— start —

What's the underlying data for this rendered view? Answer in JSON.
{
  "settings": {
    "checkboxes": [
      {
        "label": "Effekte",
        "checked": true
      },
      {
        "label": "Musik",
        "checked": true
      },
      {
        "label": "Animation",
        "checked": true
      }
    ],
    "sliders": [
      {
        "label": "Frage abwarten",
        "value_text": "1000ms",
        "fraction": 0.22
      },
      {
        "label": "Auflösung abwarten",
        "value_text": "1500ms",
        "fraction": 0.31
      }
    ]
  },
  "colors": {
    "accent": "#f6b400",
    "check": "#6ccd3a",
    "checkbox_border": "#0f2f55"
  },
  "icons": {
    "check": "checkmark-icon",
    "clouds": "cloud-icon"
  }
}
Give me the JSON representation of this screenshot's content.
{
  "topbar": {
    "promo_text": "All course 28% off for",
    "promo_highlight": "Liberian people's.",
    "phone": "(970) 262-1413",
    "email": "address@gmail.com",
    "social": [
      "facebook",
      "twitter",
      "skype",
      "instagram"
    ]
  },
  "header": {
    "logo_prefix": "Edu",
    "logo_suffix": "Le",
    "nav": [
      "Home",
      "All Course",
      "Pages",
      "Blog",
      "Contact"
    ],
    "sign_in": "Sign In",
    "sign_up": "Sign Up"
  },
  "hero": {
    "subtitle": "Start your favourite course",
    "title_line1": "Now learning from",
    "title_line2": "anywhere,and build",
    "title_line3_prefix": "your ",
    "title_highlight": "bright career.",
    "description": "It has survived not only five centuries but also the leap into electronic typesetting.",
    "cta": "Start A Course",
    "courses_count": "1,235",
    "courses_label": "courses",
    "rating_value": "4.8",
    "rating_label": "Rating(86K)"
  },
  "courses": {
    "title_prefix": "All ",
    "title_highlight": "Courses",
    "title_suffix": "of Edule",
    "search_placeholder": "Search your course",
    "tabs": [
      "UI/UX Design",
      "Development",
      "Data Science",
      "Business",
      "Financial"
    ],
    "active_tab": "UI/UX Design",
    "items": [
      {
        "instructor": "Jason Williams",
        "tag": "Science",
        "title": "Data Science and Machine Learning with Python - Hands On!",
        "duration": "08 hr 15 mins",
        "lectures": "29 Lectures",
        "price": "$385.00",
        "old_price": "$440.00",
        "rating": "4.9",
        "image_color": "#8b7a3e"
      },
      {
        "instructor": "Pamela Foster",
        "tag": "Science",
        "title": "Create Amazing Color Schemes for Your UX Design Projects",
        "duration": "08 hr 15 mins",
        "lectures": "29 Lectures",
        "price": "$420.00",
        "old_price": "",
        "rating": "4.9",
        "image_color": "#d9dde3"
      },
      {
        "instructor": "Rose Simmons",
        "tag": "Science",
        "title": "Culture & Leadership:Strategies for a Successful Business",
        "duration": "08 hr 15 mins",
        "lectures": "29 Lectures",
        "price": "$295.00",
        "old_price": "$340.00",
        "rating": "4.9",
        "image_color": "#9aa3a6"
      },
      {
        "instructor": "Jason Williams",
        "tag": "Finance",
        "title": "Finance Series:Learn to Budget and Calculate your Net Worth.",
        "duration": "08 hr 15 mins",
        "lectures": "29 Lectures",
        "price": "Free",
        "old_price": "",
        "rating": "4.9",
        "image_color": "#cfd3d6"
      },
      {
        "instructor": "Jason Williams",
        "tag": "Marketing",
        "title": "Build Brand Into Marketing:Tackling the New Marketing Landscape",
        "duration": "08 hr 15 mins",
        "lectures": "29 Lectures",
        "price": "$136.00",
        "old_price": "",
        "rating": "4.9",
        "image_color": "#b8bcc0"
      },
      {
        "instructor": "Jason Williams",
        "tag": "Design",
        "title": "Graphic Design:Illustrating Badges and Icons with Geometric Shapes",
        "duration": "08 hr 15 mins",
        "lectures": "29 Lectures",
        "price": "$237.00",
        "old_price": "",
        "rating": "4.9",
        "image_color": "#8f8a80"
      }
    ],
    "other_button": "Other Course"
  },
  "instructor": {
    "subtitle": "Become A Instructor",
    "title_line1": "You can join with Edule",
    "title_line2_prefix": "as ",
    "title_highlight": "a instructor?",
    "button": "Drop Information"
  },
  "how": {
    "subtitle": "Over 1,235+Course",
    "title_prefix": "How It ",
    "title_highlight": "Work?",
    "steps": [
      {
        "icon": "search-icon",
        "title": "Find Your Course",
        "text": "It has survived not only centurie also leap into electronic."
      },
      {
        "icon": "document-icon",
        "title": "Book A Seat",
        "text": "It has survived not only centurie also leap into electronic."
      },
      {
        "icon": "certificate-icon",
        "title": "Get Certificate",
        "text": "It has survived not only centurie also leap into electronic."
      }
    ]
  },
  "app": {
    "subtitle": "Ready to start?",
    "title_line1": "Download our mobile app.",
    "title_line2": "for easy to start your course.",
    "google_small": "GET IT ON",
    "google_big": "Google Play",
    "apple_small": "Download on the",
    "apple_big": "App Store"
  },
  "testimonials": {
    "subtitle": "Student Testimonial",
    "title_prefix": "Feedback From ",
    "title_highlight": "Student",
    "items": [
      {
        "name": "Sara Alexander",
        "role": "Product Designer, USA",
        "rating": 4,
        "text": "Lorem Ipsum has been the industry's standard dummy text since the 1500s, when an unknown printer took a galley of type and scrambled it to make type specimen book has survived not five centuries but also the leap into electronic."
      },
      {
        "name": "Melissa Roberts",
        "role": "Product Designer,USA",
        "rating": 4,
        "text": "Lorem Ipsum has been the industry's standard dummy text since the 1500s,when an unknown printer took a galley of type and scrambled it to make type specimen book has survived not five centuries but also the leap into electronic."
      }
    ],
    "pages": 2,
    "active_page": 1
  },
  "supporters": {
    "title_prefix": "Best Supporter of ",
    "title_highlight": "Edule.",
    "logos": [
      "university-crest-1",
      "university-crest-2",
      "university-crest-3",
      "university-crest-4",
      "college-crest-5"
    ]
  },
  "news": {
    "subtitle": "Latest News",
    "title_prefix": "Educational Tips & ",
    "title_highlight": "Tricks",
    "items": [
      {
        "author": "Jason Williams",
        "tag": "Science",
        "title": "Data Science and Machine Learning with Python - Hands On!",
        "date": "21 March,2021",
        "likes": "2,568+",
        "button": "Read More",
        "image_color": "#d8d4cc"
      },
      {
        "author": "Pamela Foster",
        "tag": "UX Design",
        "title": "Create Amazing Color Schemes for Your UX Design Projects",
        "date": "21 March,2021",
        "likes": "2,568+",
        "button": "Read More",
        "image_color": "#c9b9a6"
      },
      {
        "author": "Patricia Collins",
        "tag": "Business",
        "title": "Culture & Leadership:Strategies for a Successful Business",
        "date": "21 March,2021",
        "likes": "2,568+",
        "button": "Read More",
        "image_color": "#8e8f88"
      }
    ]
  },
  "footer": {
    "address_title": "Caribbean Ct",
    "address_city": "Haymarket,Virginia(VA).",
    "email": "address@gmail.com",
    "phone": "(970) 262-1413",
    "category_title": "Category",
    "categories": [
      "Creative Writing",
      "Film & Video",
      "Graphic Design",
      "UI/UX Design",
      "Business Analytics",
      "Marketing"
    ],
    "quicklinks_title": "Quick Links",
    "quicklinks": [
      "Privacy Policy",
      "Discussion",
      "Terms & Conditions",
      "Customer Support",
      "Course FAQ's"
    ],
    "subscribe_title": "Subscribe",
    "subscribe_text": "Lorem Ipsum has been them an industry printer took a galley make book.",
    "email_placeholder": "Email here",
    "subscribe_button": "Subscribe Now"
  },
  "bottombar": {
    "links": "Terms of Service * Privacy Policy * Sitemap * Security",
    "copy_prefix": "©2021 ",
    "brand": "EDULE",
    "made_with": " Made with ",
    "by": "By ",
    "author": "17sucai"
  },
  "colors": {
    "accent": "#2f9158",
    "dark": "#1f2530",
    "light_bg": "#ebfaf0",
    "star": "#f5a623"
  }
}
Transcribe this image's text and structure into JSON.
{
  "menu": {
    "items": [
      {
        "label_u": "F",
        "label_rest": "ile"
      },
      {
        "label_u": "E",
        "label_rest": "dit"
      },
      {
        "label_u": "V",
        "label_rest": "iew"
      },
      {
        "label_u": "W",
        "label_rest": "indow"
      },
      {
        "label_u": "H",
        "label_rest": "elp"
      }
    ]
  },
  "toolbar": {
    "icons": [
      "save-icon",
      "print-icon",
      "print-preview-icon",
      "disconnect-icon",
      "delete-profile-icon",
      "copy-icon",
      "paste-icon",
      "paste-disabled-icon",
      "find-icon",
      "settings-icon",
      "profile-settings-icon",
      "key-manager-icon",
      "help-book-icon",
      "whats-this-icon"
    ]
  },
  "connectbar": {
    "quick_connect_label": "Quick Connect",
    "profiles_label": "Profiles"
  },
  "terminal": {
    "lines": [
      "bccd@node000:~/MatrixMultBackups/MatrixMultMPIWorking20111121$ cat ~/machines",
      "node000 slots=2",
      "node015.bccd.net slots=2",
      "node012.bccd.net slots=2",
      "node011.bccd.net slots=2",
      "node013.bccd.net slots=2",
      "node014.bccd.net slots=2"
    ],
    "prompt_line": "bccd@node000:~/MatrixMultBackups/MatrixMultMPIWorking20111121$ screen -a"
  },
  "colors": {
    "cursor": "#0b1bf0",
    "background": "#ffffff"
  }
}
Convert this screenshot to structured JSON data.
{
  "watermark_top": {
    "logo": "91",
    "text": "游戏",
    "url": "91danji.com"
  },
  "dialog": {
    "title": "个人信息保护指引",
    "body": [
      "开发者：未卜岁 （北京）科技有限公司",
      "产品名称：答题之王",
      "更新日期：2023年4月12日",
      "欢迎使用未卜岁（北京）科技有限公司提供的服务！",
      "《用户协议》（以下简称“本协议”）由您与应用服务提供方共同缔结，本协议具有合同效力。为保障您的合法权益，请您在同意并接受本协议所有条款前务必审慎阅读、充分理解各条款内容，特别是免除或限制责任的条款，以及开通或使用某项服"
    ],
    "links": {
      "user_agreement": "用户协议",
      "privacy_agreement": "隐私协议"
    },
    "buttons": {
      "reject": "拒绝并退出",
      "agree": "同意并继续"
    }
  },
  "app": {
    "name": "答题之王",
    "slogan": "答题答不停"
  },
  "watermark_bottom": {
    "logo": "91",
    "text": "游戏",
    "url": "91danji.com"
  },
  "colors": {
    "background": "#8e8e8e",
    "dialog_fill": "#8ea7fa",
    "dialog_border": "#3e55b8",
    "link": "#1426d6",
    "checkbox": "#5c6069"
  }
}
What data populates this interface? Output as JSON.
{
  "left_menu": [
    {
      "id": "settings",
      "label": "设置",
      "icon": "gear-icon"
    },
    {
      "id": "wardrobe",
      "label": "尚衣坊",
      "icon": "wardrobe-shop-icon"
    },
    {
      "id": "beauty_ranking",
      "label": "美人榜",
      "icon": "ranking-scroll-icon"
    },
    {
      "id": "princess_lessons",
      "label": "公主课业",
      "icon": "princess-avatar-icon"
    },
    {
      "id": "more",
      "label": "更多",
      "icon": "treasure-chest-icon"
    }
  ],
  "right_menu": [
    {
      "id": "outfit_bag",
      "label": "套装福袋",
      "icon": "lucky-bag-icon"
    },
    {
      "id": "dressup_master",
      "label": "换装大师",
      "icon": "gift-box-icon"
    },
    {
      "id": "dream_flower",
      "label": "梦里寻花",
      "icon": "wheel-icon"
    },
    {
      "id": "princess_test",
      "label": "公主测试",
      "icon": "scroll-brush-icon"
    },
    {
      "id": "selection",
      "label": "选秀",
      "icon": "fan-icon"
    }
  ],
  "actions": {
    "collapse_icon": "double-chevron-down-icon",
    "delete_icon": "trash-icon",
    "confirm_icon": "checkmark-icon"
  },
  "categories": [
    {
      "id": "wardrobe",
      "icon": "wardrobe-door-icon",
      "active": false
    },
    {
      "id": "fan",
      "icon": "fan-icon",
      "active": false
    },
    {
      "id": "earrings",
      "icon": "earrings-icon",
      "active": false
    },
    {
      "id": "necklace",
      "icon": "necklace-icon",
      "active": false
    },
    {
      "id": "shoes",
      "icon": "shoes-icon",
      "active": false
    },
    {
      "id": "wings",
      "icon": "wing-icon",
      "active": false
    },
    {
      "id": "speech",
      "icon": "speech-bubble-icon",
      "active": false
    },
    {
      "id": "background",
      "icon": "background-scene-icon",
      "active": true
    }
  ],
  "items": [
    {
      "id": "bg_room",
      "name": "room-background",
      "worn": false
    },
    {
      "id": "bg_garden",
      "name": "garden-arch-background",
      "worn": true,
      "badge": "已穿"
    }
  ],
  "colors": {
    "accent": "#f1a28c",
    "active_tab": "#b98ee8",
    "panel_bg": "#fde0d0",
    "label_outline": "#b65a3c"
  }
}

— end —

** What the task asks **
Collect the complete line wherever the string "with" appears in the records.

** Finished answer **
        "title": "Data Science and Machine Learning with Python - Hands On!",
        "title": "Graphic Design:Illustrating Badges and Icons with Geometric Shapes",
    "title_line1": "You can join with Edule",
        "title": "Data Science and Machine Learning with Python - Hands On!",
    "made_with": " Made with ",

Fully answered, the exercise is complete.